** Begin **
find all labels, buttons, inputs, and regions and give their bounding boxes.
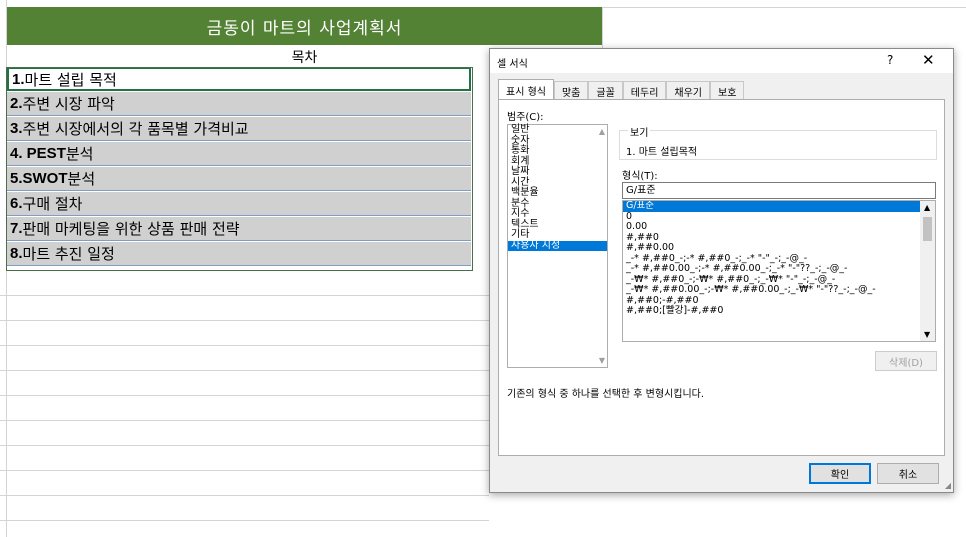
- tab-number-format[interactable]: 표시 형식: [498, 79, 554, 100]
- tab-font[interactable]: 글꼴: [588, 81, 623, 100]
- description-text: 기존의 형식 중 하나를 선택한 후 변형시킵니다.: [507, 389, 705, 400]
- toc-row-text: 주변 시장 파악: [22, 95, 115, 113]
- category-item[interactable]: 통화: [508, 145, 607, 157]
- toc-row-number: 8.: [10, 245, 23, 262]
- cancel-button[interactable]: 취소: [877, 463, 939, 484]
- chevron-down-icon[interactable]: ▼: [924, 330, 930, 339]
- grid-line: [0, 345, 489, 346]
- toc-row-2[interactable]: 2. 주변 시장 파악: [7, 92, 471, 116]
- toc-row-3[interactable]: 3. 주변 시장에서의 각 품목별 가격비교: [7, 117, 471, 141]
- title-cell[interactable]: 금동이 마트의 사업계획서: [7, 7, 602, 45]
- toc-row-number: 1.: [12, 70, 25, 88]
- tab-alignment[interactable]: 맞춤: [553, 81, 589, 100]
- toc-row-text: 구매 절차: [22, 195, 83, 213]
- category-item-selected[interactable]: 사용자 지정: [508, 240, 607, 251]
- scrollbar-thumb[interactable]: [923, 217, 932, 241]
- chevron-up-icon[interactable]: ▲: [924, 203, 930, 212]
- format-item-selected[interactable]: G/표준: [623, 201, 923, 212]
- toc-row-number: 2.: [10, 95, 23, 112]
- category-item[interactable]: 지수: [508, 208, 607, 220]
- category-item[interactable]: 기타: [508, 229, 607, 241]
- chevron-up-icon[interactable]: ▲: [599, 127, 605, 136]
- ok-button[interactable]: 확인: [809, 463, 871, 484]
- format-item[interactable]: #,##0;[빨강]-#,##0: [623, 305, 923, 317]
- help-button[interactable]: ?: [887, 53, 893, 67]
- grid-line: [0, 420, 489, 421]
- toc-row-number: 3.: [10, 120, 23, 137]
- tab-protection[interactable]: 보호: [710, 81, 745, 100]
- grid-line: [0, 395, 489, 396]
- grid-line: [0, 295, 489, 296]
- toc-row-number: 7.: [10, 220, 23, 237]
- category-list[interactable]: 일반 숫자 통화 회계 날짜 시간 백분율 분수 지수 텍스트 기타 사용자 지…: [507, 124, 608, 368]
- format-item[interactable]: 0: [623, 211, 923, 223]
- toc-row-5[interactable]: 5.SWOT 분석: [7, 167, 471, 191]
- toc-row-8[interactable]: 8. 마트 추진 일정: [7, 242, 471, 266]
- toc-row-text: 분석: [67, 170, 96, 188]
- category-label: 범주(C):: [507, 112, 544, 123]
- toc-row-6[interactable]: 6. 구매 절차: [7, 192, 471, 216]
- toc-row-text: 주변 시장에서의 각 품목별 가격비교: [22, 120, 249, 138]
- grid-line: [0, 470, 489, 471]
- dialog-title: 셀 서식: [497, 59, 528, 70]
- format-cells-dialog: 셀 서식 ? ✕ 표시 형식 맞춤 글꼴 테두리 채우기 보호 범주(C): 일…: [489, 48, 954, 493]
- number-format-panel: 범주(C): 일반 숫자 통화 회계 날짜 시간 백분율 분수 지수 텍스트 기…: [498, 99, 945, 456]
- toc-row-text: 마트 설립 목적: [24, 70, 117, 89]
- grid-line: [602, 7, 603, 48]
- close-icon[interactable]: ✕: [922, 51, 935, 69]
- grid-line: [0, 520, 489, 521]
- toc-row-7[interactable]: 7. 판매 마케팅을 위한 상품 판매 전략: [7, 217, 471, 241]
- toc-row-text: 판매 마케팅을 위한 상품 판매 전략: [22, 220, 240, 238]
- sample-label: 보기: [628, 124, 651, 139]
- tab-border[interactable]: 테두리: [622, 81, 667, 100]
- toc-row-number: 4. PEST: [10, 145, 66, 162]
- format-list[interactable]: G/표준 0 0.00 #,##0 #,##0.00 _-* #,##0_-;-…: [622, 200, 936, 342]
- sample-value: 1. 마트 설립목적: [626, 147, 698, 158]
- format-list-scrollbar[interactable]: ▲ ▼: [920, 201, 935, 341]
- chevron-down-icon[interactable]: ▼: [599, 356, 605, 365]
- tab-fill[interactable]: 채우기: [666, 81, 711, 100]
- toc-row-number: 6.: [10, 195, 23, 212]
- grid-line: [0, 320, 489, 321]
- grid-line: [0, 370, 489, 371]
- format-type-label: 형식(T):: [622, 171, 658, 182]
- tab-bar: 표시 형식 맞춤 글꼴 테두리 채우기 보호: [498, 79, 745, 100]
- grid-line: [0, 495, 489, 496]
- dialog-titlebar[interactable]: 셀 서식 ? ✕: [490, 49, 953, 73]
- grid-line: [0, 445, 489, 446]
- format-item[interactable]: #,##0.00: [623, 242, 923, 254]
- category-item[interactable]: 백분율: [508, 187, 607, 199]
- format-type-input[interactable]: G/표준: [622, 182, 936, 199]
- toc-row-1[interactable]: 1. 마트 설립 목적: [7, 67, 471, 91]
- toc-row-text: 분석: [65, 145, 94, 163]
- category-item[interactable]: 날짜: [508, 166, 607, 178]
- format-item[interactable]: _-* #,##0.00_-;-* #,##0.00_-;_-* "-"??_-…: [623, 263, 923, 275]
- toc-row-4[interactable]: 4. PEST 분석: [7, 142, 471, 166]
- format-item[interactable]: _-₩* #,##0.00_-;-₩* #,##0.00_-;_-₩* "-"?…: [623, 284, 923, 296]
- toc-row-number: 5.SWOT: [10, 170, 68, 187]
- category-item[interactable]: 일반: [508, 124, 607, 136]
- resize-grip-icon[interactable]: ◢: [945, 481, 951, 490]
- format-item[interactable]: 0.00: [623, 221, 923, 233]
- delete-button[interactable]: 삭제(D): [875, 351, 937, 371]
- sample-group: 보기 1. 마트 설립목적: [619, 124, 937, 160]
- toc-row-text: 마트 추진 일정: [22, 245, 115, 263]
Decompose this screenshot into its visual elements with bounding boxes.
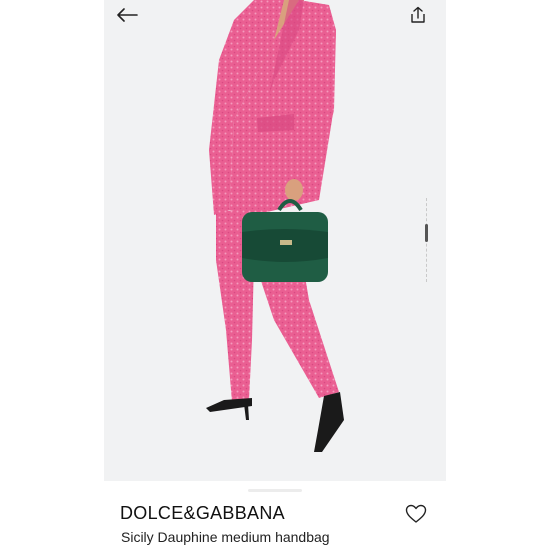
product-info-panel: DOLCE&GABBANA Sicily Dauphine medium han… [104,481,446,550]
arrow-left-icon [117,8,138,22]
gallery-scroll-thumb[interactable] [425,224,428,242]
product-name: Sicily Dauphine medium handbag [121,529,330,545]
product-detail-screen: DOLCE&GABBANA Sicily Dauphine medium han… [104,0,446,550]
heart-outline-icon [405,504,427,523]
share-icon [411,6,425,23]
model-illustration [206,0,344,452]
product-photo[interactable] [104,0,446,481]
back-button[interactable] [116,8,142,28]
brand-name: DOLCE&GABBANA [120,503,285,523]
favorite-button[interactable] [404,503,428,525]
share-button[interactable] [409,6,431,28]
sheet-grabber[interactable] [248,489,302,492]
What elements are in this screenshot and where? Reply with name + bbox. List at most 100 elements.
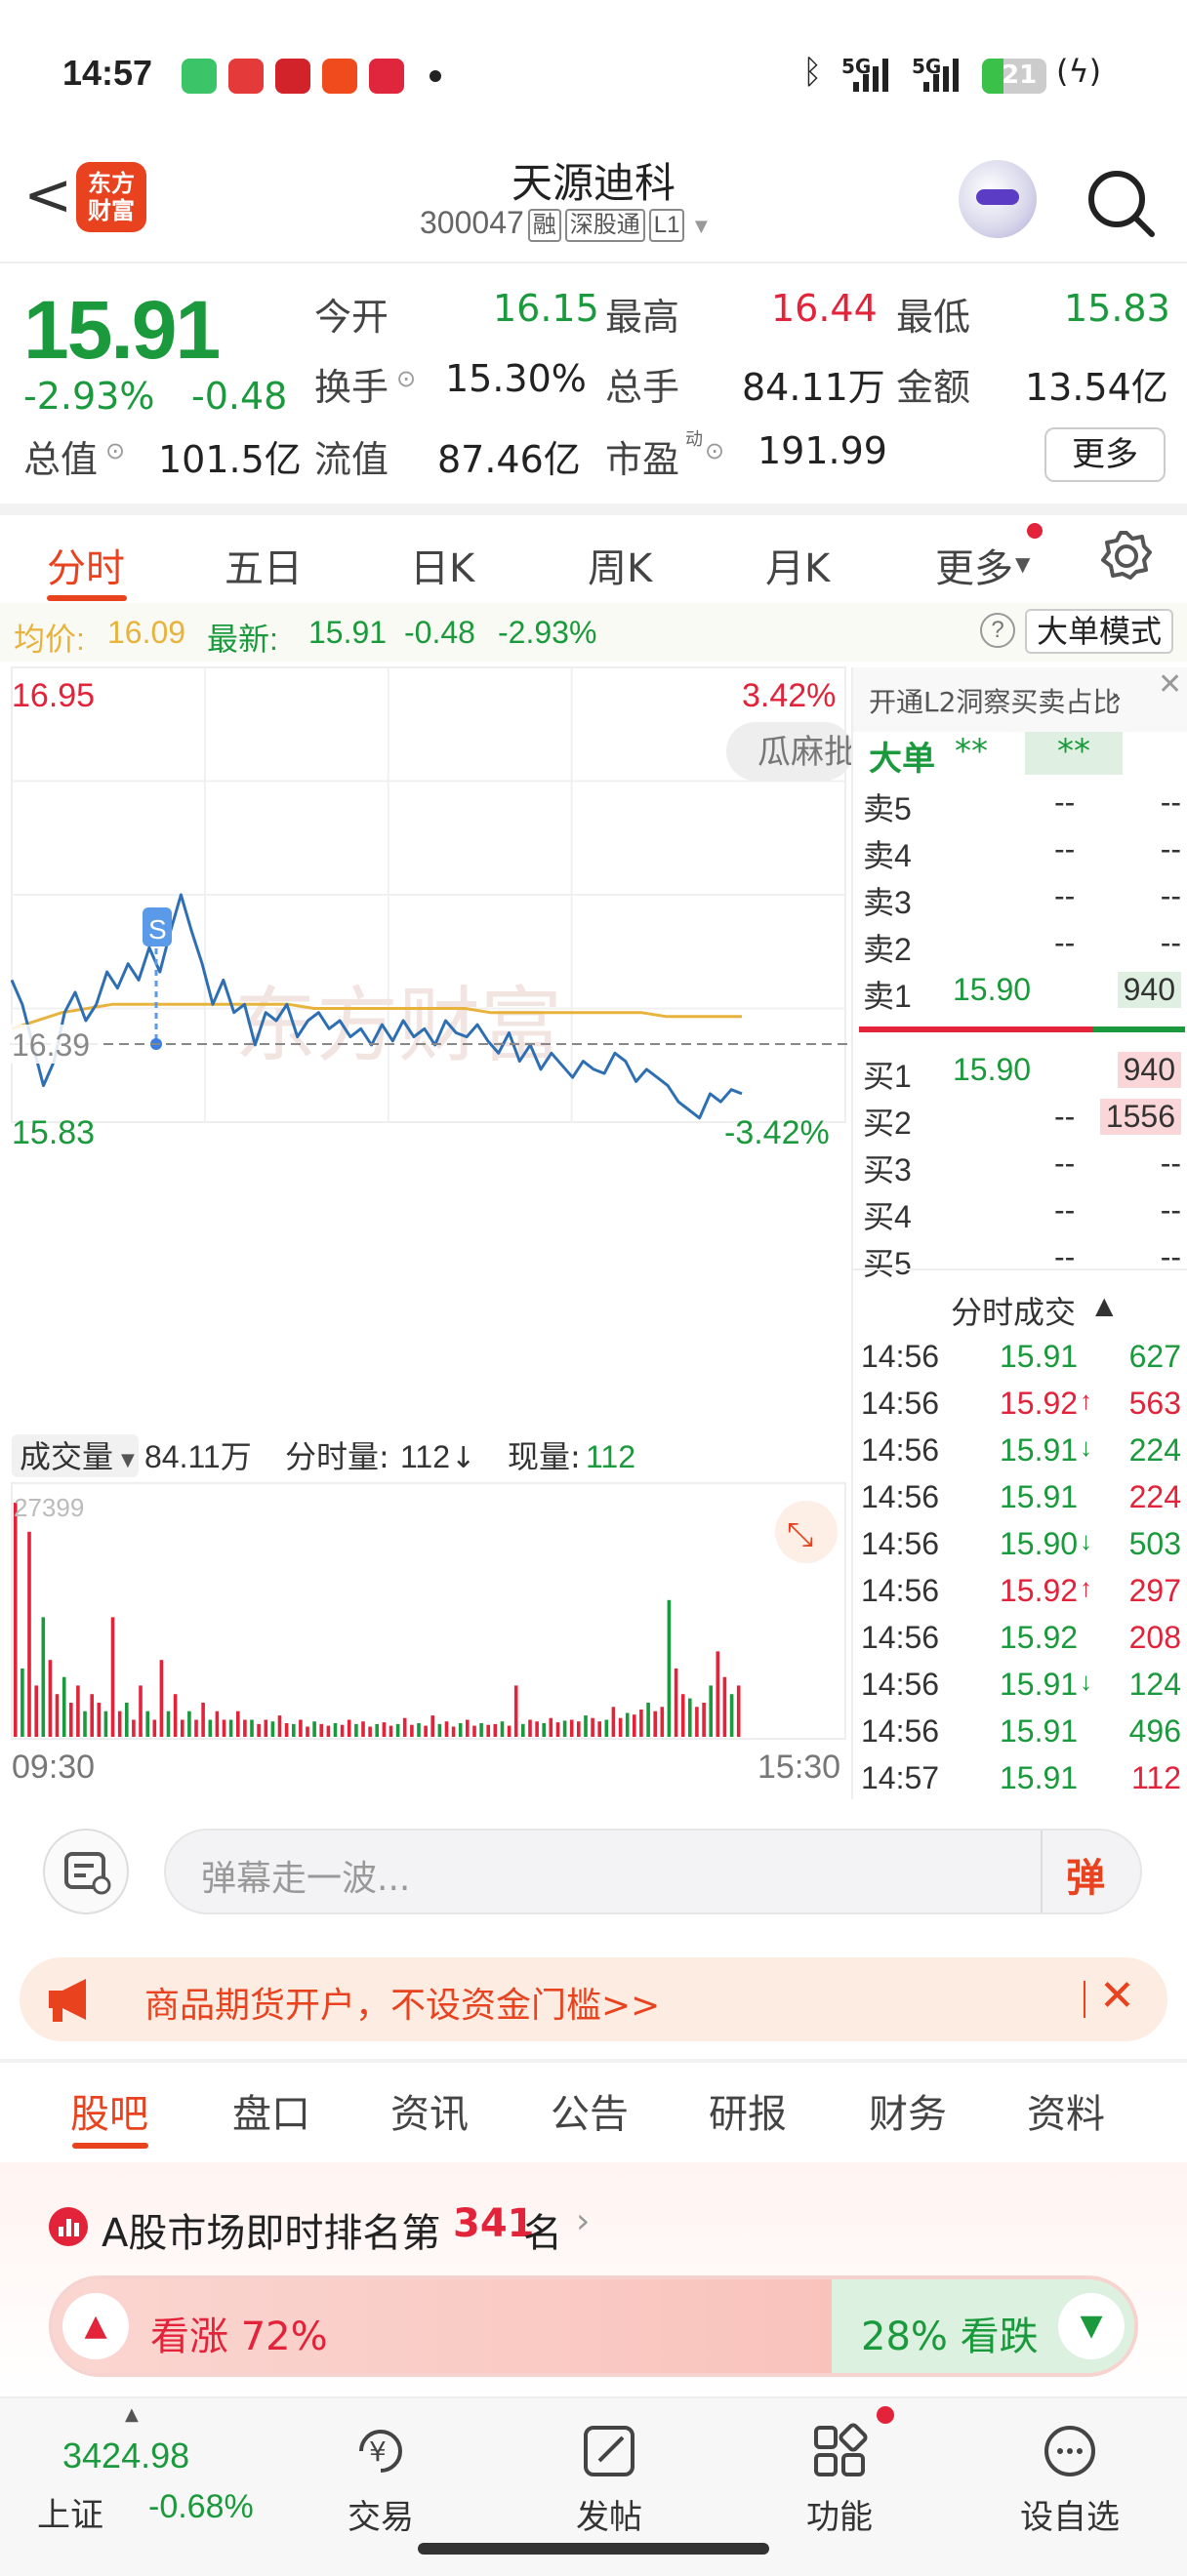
change-amount: -0.48: [191, 375, 288, 418]
ask-row[interactable]: 卖4 -- --: [863, 831, 1185, 878]
volume-bar: [306, 1726, 309, 1737]
close-l2-icon[interactable]: ✕: [1158, 667, 1182, 702]
bid-row[interactable]: 买4 -- --: [863, 1192, 1185, 1239]
trade-direction: ↓: [1080, 1667, 1092, 1696]
tab-orderbook[interactable]: 盘口: [232, 2082, 310, 2139]
intraday-chart[interactable]: 东方财富 S 16.39 16.95 15.83 3.42% -3.42% 瓜麻…: [0, 664, 851, 1795]
tab-5day[interactable]: 五日: [225, 537, 303, 593]
bid-volume: --: [1160, 1146, 1181, 1181]
nav-functions[interactable]: 功能: [761, 2398, 918, 2538]
taobao-app-icon: [322, 59, 357, 94]
open-value: 16.15: [493, 287, 599, 330]
nav-trade[interactable]: ¥ 交易: [303, 2398, 459, 2538]
bid-ratio-bar: [1093, 1026, 1185, 1032]
ask-row[interactable]: 卖5 -- --: [863, 785, 1185, 831]
bearish-down-icon[interactable]: ▼: [1058, 2293, 1125, 2359]
more-button[interactable]: 更多: [1044, 427, 1166, 482]
trade-volume: 503: [1128, 1526, 1181, 1561]
volume-bar: [695, 1707, 699, 1737]
stock-code-row: 300047 融深股通 L1 ▼: [420, 205, 712, 242]
tab-weekly-k[interactable]: 周K: [588, 537, 652, 593]
futures-ad-banner[interactable]: 商品期货开户，不设资金门槛>> ✕: [20, 1957, 1167, 2041]
pe-value: 191.99: [757, 429, 887, 472]
tab-financials[interactable]: 财务: [869, 2082, 947, 2139]
home-indicator: [418, 2543, 769, 2555]
barrage-settings-icon[interactable]: [43, 1829, 129, 1914]
rank-chart-icon: [49, 2207, 88, 2246]
turnover-value: 15.30%: [445, 357, 587, 400]
volume-bar: [97, 1703, 102, 1737]
nav-post[interactable]: 发帖: [531, 2398, 687, 2538]
rank-chevron-icon[interactable]: ›: [576, 2201, 590, 2241]
l2-chevron-icon[interactable]: ›: [1111, 681, 1122, 713]
bid-row[interactable]: 买5 -- --: [863, 1239, 1185, 1286]
tab-more[interactable]: 更多: [935, 537, 1013, 593]
nav-add-watchlist-label: 设自选: [1020, 2498, 1120, 2537]
tab-research[interactable]: 研报: [709, 2082, 787, 2139]
volume-bar: [472, 1725, 476, 1737]
tab-monthly-k[interactable]: 月K: [765, 537, 830, 593]
barrage-send-button[interactable]: 弹: [1066, 1846, 1105, 1903]
tab-news[interactable]: 资讯: [390, 2082, 469, 2139]
big-order-mode-button[interactable]: 大单模式: [1025, 609, 1174, 654]
nav-add-watchlist[interactable]: 设自选: [992, 2398, 1148, 2538]
trades-collapse-icon[interactable]: ▲: [1095, 1292, 1113, 1319]
trade-price: 15.91: [1000, 1760, 1079, 1795]
index-ticker[interactable]: ▲ 3424.98 上证 -0.68%: [0, 2398, 293, 2576]
volume-max-label: 27399: [14, 1493, 84, 1522]
rank-number[interactable]: 341: [453, 2201, 535, 2246]
trade-time: 14:57: [861, 1760, 940, 1795]
tab-daily-k[interactable]: 日K: [410, 537, 474, 593]
volume-bar: [152, 1719, 157, 1737]
info-icon-2[interactable]: ⊙: [105, 437, 125, 464]
turnover-label: 换手: [314, 366, 389, 409]
latest-label: 最新:: [207, 622, 278, 657]
tab-profile[interactable]: 资料: [1027, 2082, 1105, 2139]
volume-bar: [611, 1707, 616, 1737]
yen-cycle-icon: ¥: [359, 2430, 402, 2473]
ask-row[interactable]: 卖2 -- --: [863, 925, 1185, 972]
ask-price: 15.90: [953, 972, 1032, 1007]
barrage-input[interactable]: 弹幕走一波... 弹: [164, 1829, 1142, 1914]
info-icon[interactable]: ⊙: [396, 365, 416, 392]
bid-price: --: [1054, 1099, 1076, 1134]
tab-intraday[interactable]: 分时: [47, 537, 125, 593]
bullish-label: 看涨 72%: [150, 2314, 328, 2359]
bid-row[interactable]: 买1 15.90 940: [863, 1052, 1185, 1099]
ask-label: 卖3: [863, 885, 912, 920]
dropdown-icon[interactable]: ▼: [690, 214, 712, 238]
volume-bar: [667, 1599, 672, 1737]
bid-row[interactable]: 买2 -- 1556: [863, 1099, 1185, 1146]
volume-bar: [125, 1703, 129, 1737]
trade-volume: 496: [1128, 1713, 1181, 1749]
ask-row[interactable]: 卖1 15.90 940: [863, 972, 1185, 1019]
settings-gear-icon[interactable]: [1099, 529, 1154, 584]
bullish-up-icon[interactable]: ▲: [62, 2293, 129, 2359]
volume-bar: [451, 1726, 456, 1737]
help-icon[interactable]: ?: [980, 613, 1015, 648]
status-time: 14:57: [62, 53, 153, 93]
trade-price: 15.91: [1000, 1339, 1079, 1374]
ask-volume: --: [1160, 925, 1181, 960]
assistant-avatar[interactable]: [959, 160, 1037, 238]
tab-forum[interactable]: 股吧: [70, 2082, 148, 2139]
volume-bar: [633, 1714, 636, 1737]
info-icon-3[interactable]: ⊙: [705, 437, 724, 464]
trade-volume: 563: [1128, 1386, 1181, 1421]
trade-volume: 124: [1128, 1667, 1181, 1702]
l2-banner[interactable]: 开通L2洞察买卖占比: [869, 681, 1120, 720]
tab-announcements[interactable]: 公告: [551, 2082, 629, 2139]
volume-bar: [493, 1723, 498, 1737]
search-icon[interactable]: [1082, 164, 1160, 242]
ask-row[interactable]: 卖3 -- --: [863, 878, 1185, 925]
volume-bar: [347, 1719, 351, 1737]
volume-bar: [41, 1617, 46, 1737]
trades-title[interactable]: 分时成交: [951, 1288, 1076, 1333]
bid-row[interactable]: 买3 -- --: [863, 1146, 1185, 1192]
more-dots-icon: [1044, 2426, 1095, 2476]
ad-close-icon[interactable]: ✕: [1099, 1971, 1135, 2021]
rank-prefix[interactable]: A股市场即时排名第: [102, 2201, 440, 2258]
volume-bar: [340, 1724, 345, 1737]
chart-watermark: 东方财富: [234, 978, 562, 1073]
trade-volume: 112: [1130, 1760, 1181, 1795]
** End **
◆ What the task requires ◆
Render the records starting with the line containing "product-info-panel: DOLCE&GABBANA Sicily" and going on through the line containing "sheet-grabber[interactable] [248,489,302,492]" as a numbered list, leaving out blank lines.

◆ Exercise response ◆
1. product-info-panel: DOLCE&GABBANA Sicily Dauphine medium han… [104,481,446,550]
2. arrow-left-icon [117,8,138,22]
3. gallery-scroll-thumb[interactable] [425,224,428,242]
4. product-name: Sicily Dauphine medium handbag [121,529,330,545]
5. product-detail-screen: DOLCE&GABBANA Sicily Dauphine medium han… [104,0,446,550]
6. heart-outline-icon [405,504,427,523]
7. share-icon [411,6,425,23]
8. model-illustration [206,0,344,452]
9. product-photo[interactable] [104,0,446,481]
10. back-button[interactable] [116,8,142,28]
11. brand-name: DOLCE&GABBANA [120,503,285,523]
12. favorite-button[interactable] [404,503,428,525]
13. share-button[interactable] [409,6,431,28]
14. sheet-grabber[interactable] [248,489,302,492]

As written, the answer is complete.